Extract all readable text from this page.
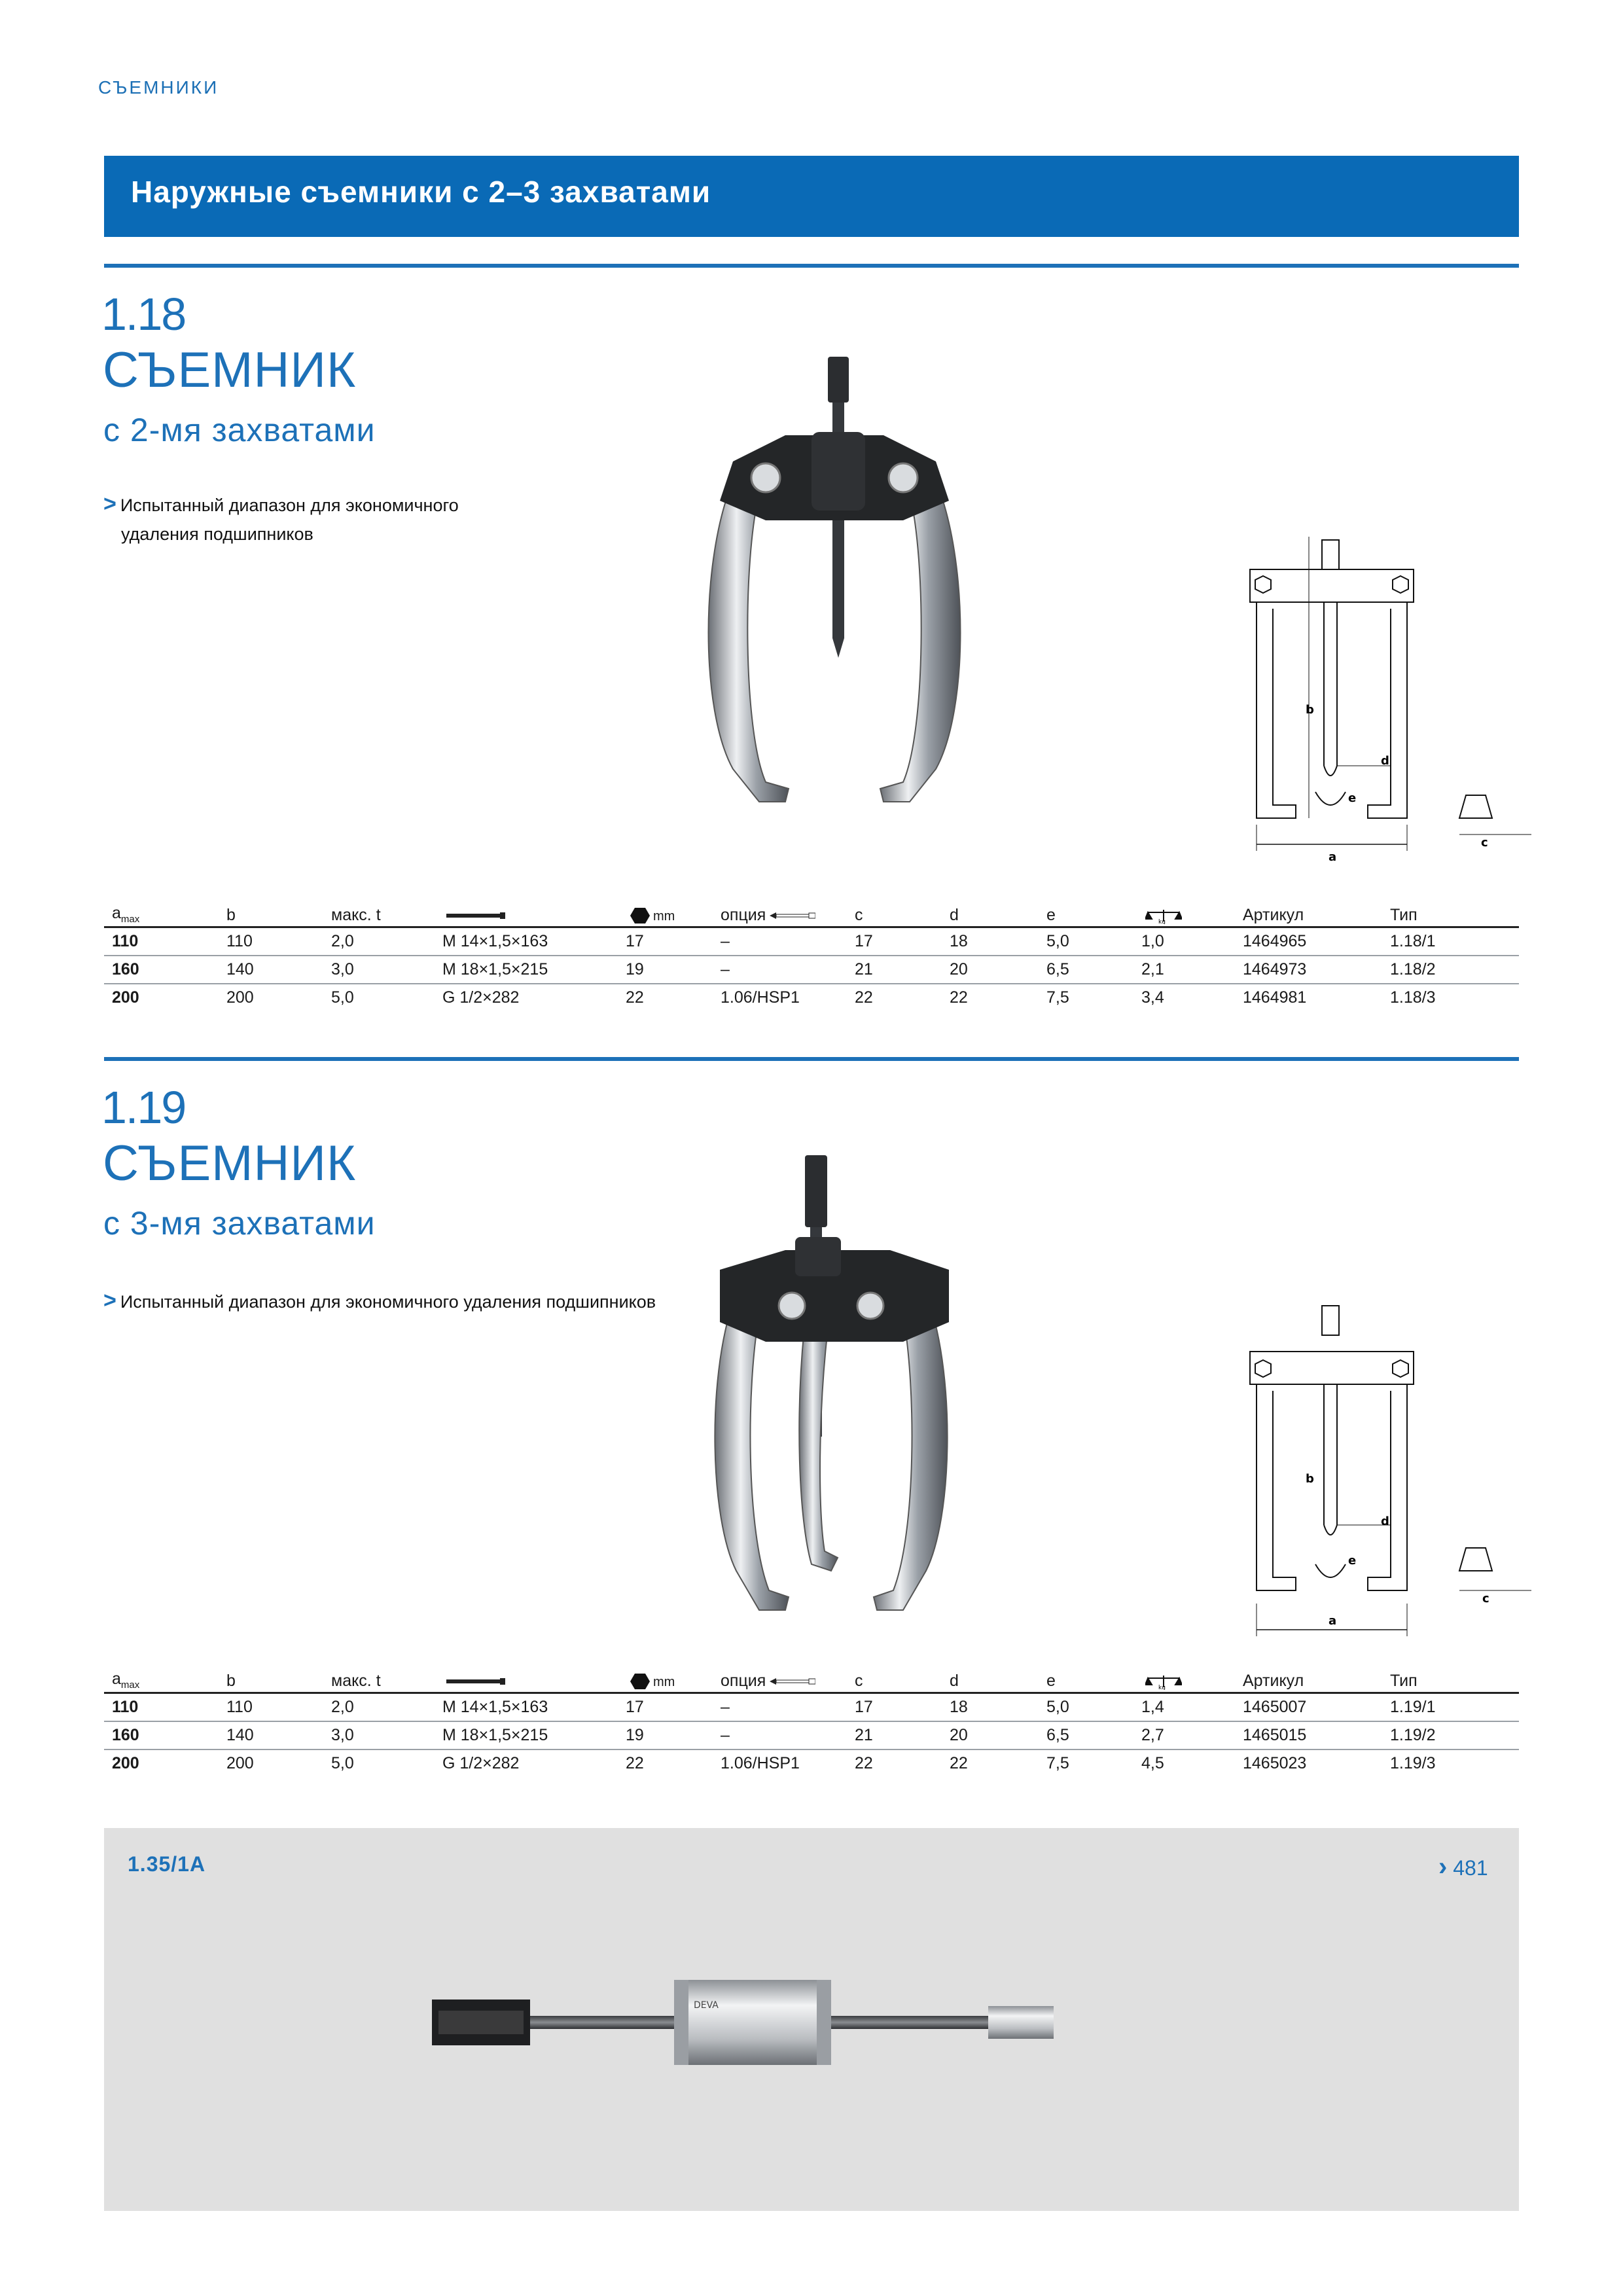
СЪЕМНИКИ
Наружные съемники с 2–3 захватами
1.18
СЪЕМНИК
с 2-мя захватами
> Испытанный диапазон для экономичного
удаления подшипников
b
d
e
a
c
$a_{max}$	b	макс. t		mm	опция	c	d	e	kg	Артикул	Тип
110	110	2,0	M 14×1,5×163	17	–	17	18	5,0	1,0	1464965	1.18/1
160	140	3,0	M 18×1,5×215	19	–	21	20	6,5	2,1	1464973	1.18/2
200	200	5,0	G 1/2×282	22	1.06/HSP1	22	22	7,5	3,4	1464981	1.18/3
1.19
СЪЕМНИК
с 3-мя захватами
> Испытанный диапазон для экономичного удаления подшипников
b
d
e
a
c
$a_{max}$	b	макс. t		mm	опция	c	d	e	kg	Артикул	Тип
110	110	2,0	M 14×1,5×163	17	–	17	18	5,0	1,4	1465007	1.19/1
160	140	3,0	M 18×1,5×215	19	–	21	20	6,5	2,7	1465015	1.19/2
200	200	5,0	G 1/2×282	22	1.06/HSP1	22	22	7,5	4,5	1465023	1.19/3
1.35/1A	› 481
DEVA
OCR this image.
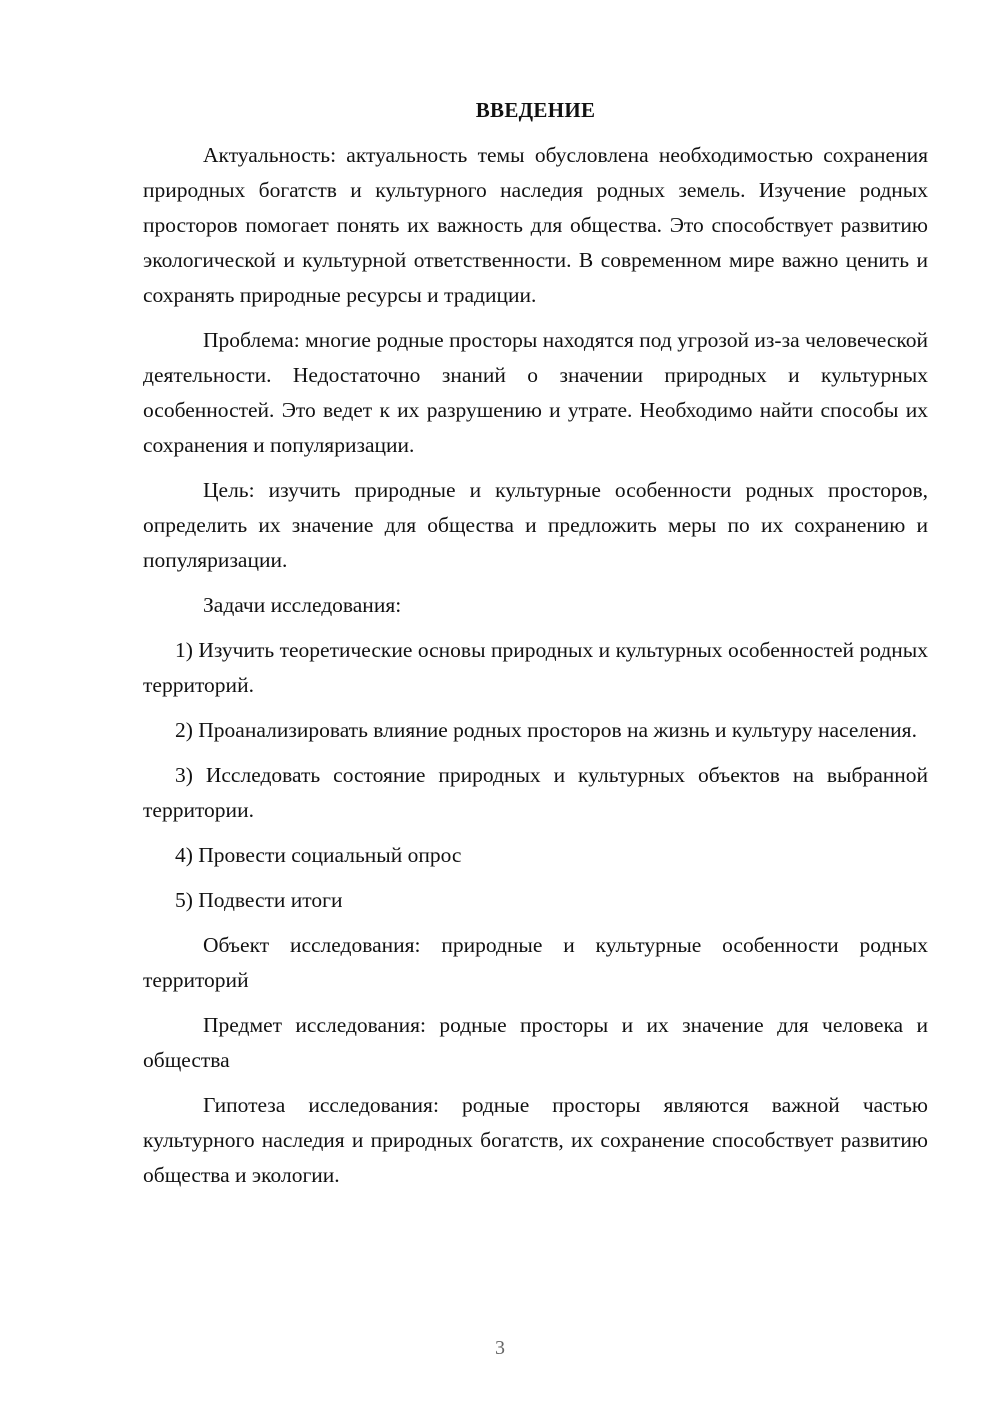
ВВЕДЕНИЕ

Актуальность: актуальность темы обусловлена необходимостью сохранения природных богатств и культурного наследия родных земель. Изучение родных просторов помогает понять их важность для общества. Это способствует развитию экологической и культурной ответственности. В современном мире важно ценить и сохранять природные ресурсы и традиции.

Проблема: многие родные просторы находятся под угрозой из-за человеческой деятельности. Недостаточно знаний о значении природных и культурных особенностей. Это ведет к их разрушению и утрате. Необходимо найти способы их сохранения и популяризации.

Цель: изучить природные и культурные особенности родных просторов, определить их значение для общества и предложить меры по их сохранению и популяризации.

Задачи исследования:

1) Изучить теоретические основы природных и культурных особенностей родных территорий.

2) Проанализировать влияние родных просторов на жизнь и культуру населения.

3) Исследовать состояние природных и культурных объектов на выбранной территории.

4) Провести социальный опрос

5) Подвести итоги

Объект исследования: природные и культурные особенности родных территорий

Предмет исследования: родные просторы и их значение для человека и общества

Гипотеза исследования: родные просторы являются важной частью культурного наследия и природных богатств, их сохранение способствует развитию общества и экологии.

3
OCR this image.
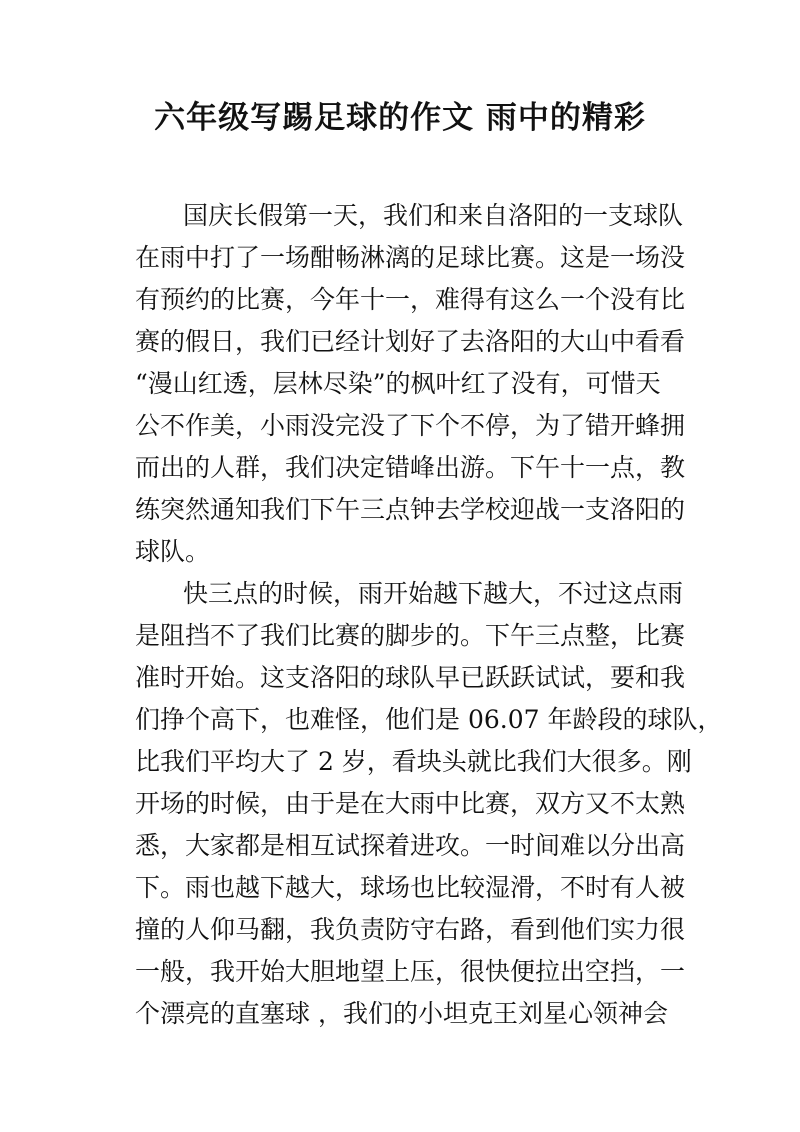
六年级写踢足球的作文 雨中的精彩
国庆长假第一天，我们和来自洛阳的一支球队
在雨中打了一场酣畅淋漓的足球比赛。这是一场没
有预约的比赛，今年十一，难得有这么一个没有比
赛的假日，我们已经计划好了去洛阳的大山中看看
“漫山红透，层林尽染”的枫叶红了没有，可惜天
公不作美，小雨没完没了下个不停，为了错开蜂拥
而出的人群，我们决定错峰出游。下午十一点，教
练突然通知我们下午三点钟去学校迎战一支洛阳的
球队。
快三点的时候，雨开始越下越大，不过这点雨
是阻挡不了我们比赛的脚步的。下午三点整，比赛
准时开始。这支洛阳的球队早已跃跃试试，要和我
们挣个高下，也难怪，他们是 06.07 年龄段的球队，
比我们平均大了 2 岁，看块头就比我们大很多。刚
开场的时候，由于是在大雨中比赛，双方又不太熟
悉，大家都是相互试探着进攻。一时间难以分出高
下。雨也越下越大，球场也比较湿滑，不时有人被
撞的人仰马翻，我负责防守右路，看到他们实力很
一般，我开始大胆地望上压，很快便拉出空挡，一
个漂亮的直塞球 ，我们的小坦克王刘星心领神会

────

* Work to be completed *
Working from the material above, transcribe it exactly while omitting pictures.

* Result of the exercise *
Extract all readable text from this page.
СЪЕМНИКИ
Наружные съемники с 2–3 захватами
1.18
СЪЕМНИК
с 2-мя захватами
> Испытанный диапазон для экономичного
удаления подшипников
b
d
e
a
c
$a_{max}$	b	макс. t		mm	опция	c	d	e	kg	Артикул	Тип
110	110	2,0	M 14×1,5×163	17	–	17	18	5,0	1,0	1464965	1.18/1
160	140	3,0	M 18×1,5×215	19	–	21	20	6,5	2,1	1464973	1.18/2
200	200	5,0	G 1/2×282	22	1.06/HSP1	22	22	7,5	3,4	1464981	1.18/3
1.19
СЪЕМНИК
с 3-мя захватами
> Испытанный диапазон для экономичного удаления подшипников
b
d
e
a
c
$a_{max}$	b	макс. t		mm	опция	c	d	e	kg	Артикул	Тип
110	110	2,0	M 14×1,5×163	17	–	17	18	5,0	1,4	1465007	1.19/1
160	140	3,0	M 18×1,5×215	19	–	21	20	6,5	2,7	1465015	1.19/2
200	200	5,0	G 1/2×282	22	1.06/HSP1	22	22	7,5	4,5	1465023	1.19/3
1.35/1A	› 481
DEVA
OCR this image.
ВВЕДЕНИЕ

Актуальность: актуальность темы обусловлена необходимостью сохранения природных богатств и культурного наследия родных земель. Изучение родных просторов помогает понять их важность для общества. Это способствует развитию экологической и культурной ответственности. В современном мире важно ценить и сохранять природные ресурсы и традиции.

Проблема: многие родные просторы находятся под угрозой из-за человеческой деятельности. Недостаточно знаний о значении природных и культурных особенностей. Это ведет к их разрушению и утрате. Необходимо найти способы их сохранения и популяризации.

Цель: изучить природные и культурные особенности родных просторов, определить их значение для общества и предложить меры по их сохранению и популяризации.

Задачи исследования:

1) Изучить теоретические основы природных и культурных особенностей родных территорий.

2) Проанализировать влияние родных просторов на жизнь и культуру населения.

3) Исследовать состояние природных и культурных объектов на выбранной территории.

4) Провести социальный опрос

5) Подвести итоги

Объект исследования: природные и культурные особенности родных территорий

Предмет исследования: родные просторы и их значение для человека и общества

Гипотеза исследования: родные просторы являются важной частью культурного наследия и природных богатств, их сохранение способствует развитию общества и экологии.

3
OCR this image.
六年级写踢足球的作文 雨中的精彩
国庆长假第一天，我们和来自洛阳的一支球队
在雨中打了一场酣畅淋漓的足球比赛。这是一场没
有预约的比赛，今年十一，难得有这么一个没有比
赛的假日，我们已经计划好了去洛阳的大山中看看
“漫山红透，层林尽染”的枫叶红了没有，可惜天
公不作美，小雨没完没了下个不停，为了错开蜂拥
而出的人群，我们决定错峰出游。下午十一点，教
练突然通知我们下午三点钟去学校迎战一支洛阳的
球队。
快三点的时候，雨开始越下越大，不过这点雨
是阻挡不了我们比赛的脚步的。下午三点整，比赛
准时开始。这支洛阳的球队早已跃跃试试，要和我
们挣个高下，也难怪，他们是 06.07 年龄段的球队，
比我们平均大了 2 岁，看块头就比我们大很多。刚
开场的时候，由于是在大雨中比赛，双方又不太熟
悉，大家都是相互试探着进攻。一时间难以分出高
下。雨也越下越大，球场也比较湿滑，不时有人被
撞的人仰马翻，我负责防守右路，看到他们实力很
一般，我开始大胆地望上压，很快便拉出空挡，一
个漂亮的直塞球 ，我们的小坦克王刘星心领神会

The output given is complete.